Entries from a dataset
● ● ● ●
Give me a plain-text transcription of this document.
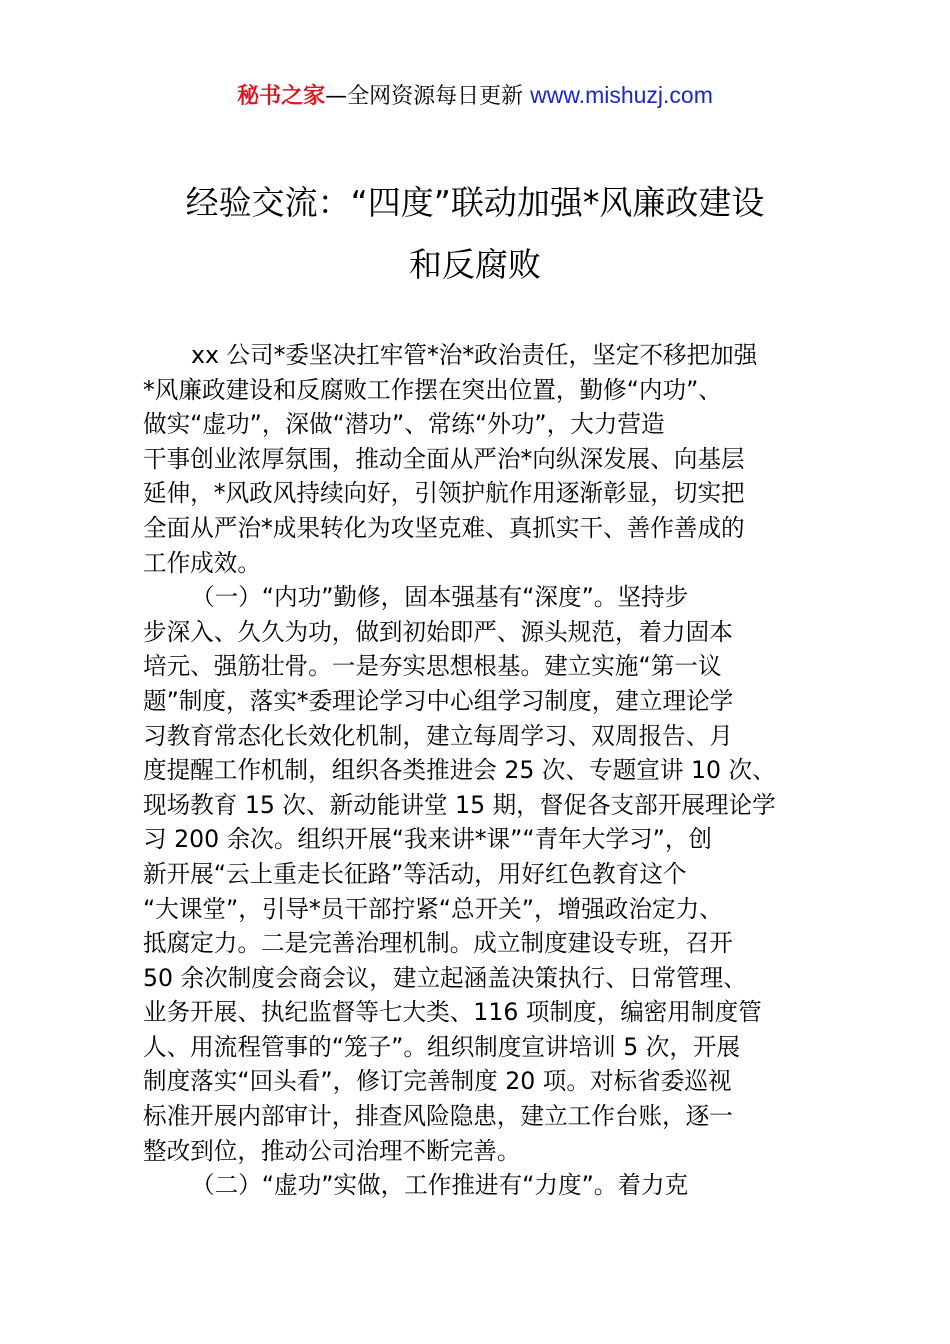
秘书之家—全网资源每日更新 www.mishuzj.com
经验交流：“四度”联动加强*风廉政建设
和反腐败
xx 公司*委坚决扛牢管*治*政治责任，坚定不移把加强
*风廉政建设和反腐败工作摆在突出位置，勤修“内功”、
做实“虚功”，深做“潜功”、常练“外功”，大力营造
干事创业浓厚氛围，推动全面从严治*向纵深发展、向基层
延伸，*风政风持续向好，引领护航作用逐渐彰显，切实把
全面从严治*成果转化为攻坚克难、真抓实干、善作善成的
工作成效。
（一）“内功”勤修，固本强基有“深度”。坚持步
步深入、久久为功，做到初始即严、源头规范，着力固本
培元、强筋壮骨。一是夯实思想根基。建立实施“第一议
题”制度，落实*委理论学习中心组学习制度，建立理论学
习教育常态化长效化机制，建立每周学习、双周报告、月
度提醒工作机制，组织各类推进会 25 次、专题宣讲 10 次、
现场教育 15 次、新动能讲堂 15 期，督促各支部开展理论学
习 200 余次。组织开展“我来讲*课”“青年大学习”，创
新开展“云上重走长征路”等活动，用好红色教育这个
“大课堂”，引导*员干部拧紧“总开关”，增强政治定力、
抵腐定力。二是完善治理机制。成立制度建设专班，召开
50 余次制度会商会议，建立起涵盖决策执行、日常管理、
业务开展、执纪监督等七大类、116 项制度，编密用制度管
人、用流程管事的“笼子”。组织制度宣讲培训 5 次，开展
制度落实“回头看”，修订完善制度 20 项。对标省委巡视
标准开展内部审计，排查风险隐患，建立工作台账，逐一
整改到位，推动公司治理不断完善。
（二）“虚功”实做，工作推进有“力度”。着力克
● ● ● ●
• SET PROBLEM:
Reproduce every entry word for word, but skip any pictures.

• SOLUTION FOR THIS TASK:
Give me a plain-text transcription of this document.
秘书之家—全网资源每日更新 www.mishuzj.com
经验交流：“四度”联动加强*风廉政建设
和反腐败
xx 公司*委坚决扛牢管*治*政治责任，坚定不移把加强
*风廉政建设和反腐败工作摆在突出位置，勤修“内功”、
做实“虚功”，深做“潜功”、常练“外功”，大力营造
干事创业浓厚氛围，推动全面从严治*向纵深发展、向基层
延伸，*风政风持续向好，引领护航作用逐渐彰显，切实把
全面从严治*成果转化为攻坚克难、真抓实干、善作善成的
工作成效。
（一）“内功”勤修，固本强基有“深度”。坚持步
步深入、久久为功，做到初始即严、源头规范，着力固本
培元、强筋壮骨。一是夯实思想根基。建立实施“第一议
题”制度，落实*委理论学习中心组学习制度，建立理论学
习教育常态化长效化机制，建立每周学习、双周报告、月
度提醒工作机制，组织各类推进会 25 次、专题宣讲 10 次、
现场教育 15 次、新动能讲堂 15 期，督促各支部开展理论学
习 200 余次。组织开展“我来讲*课”“青年大学习”，创
新开展“云上重走长征路”等活动，用好红色教育这个
“大课堂”，引导*员干部拧紧“总开关”，增强政治定力、
抵腐定力。二是完善治理机制。成立制度建设专班，召开
50 余次制度会商会议，建立起涵盖决策执行、日常管理、
业务开展、执纪监督等七大类、116 项制度，编密用制度管
人、用流程管事的“笼子”。组织制度宣讲培训 5 次，开展
制度落实“回头看”，修订完善制度 20 项。对标省委巡视
标准开展内部审计，排查风险隐患，建立工作台账，逐一
整改到位，推动公司治理不断完善。
（二）“虚功”实做，工作推进有“力度”。着力克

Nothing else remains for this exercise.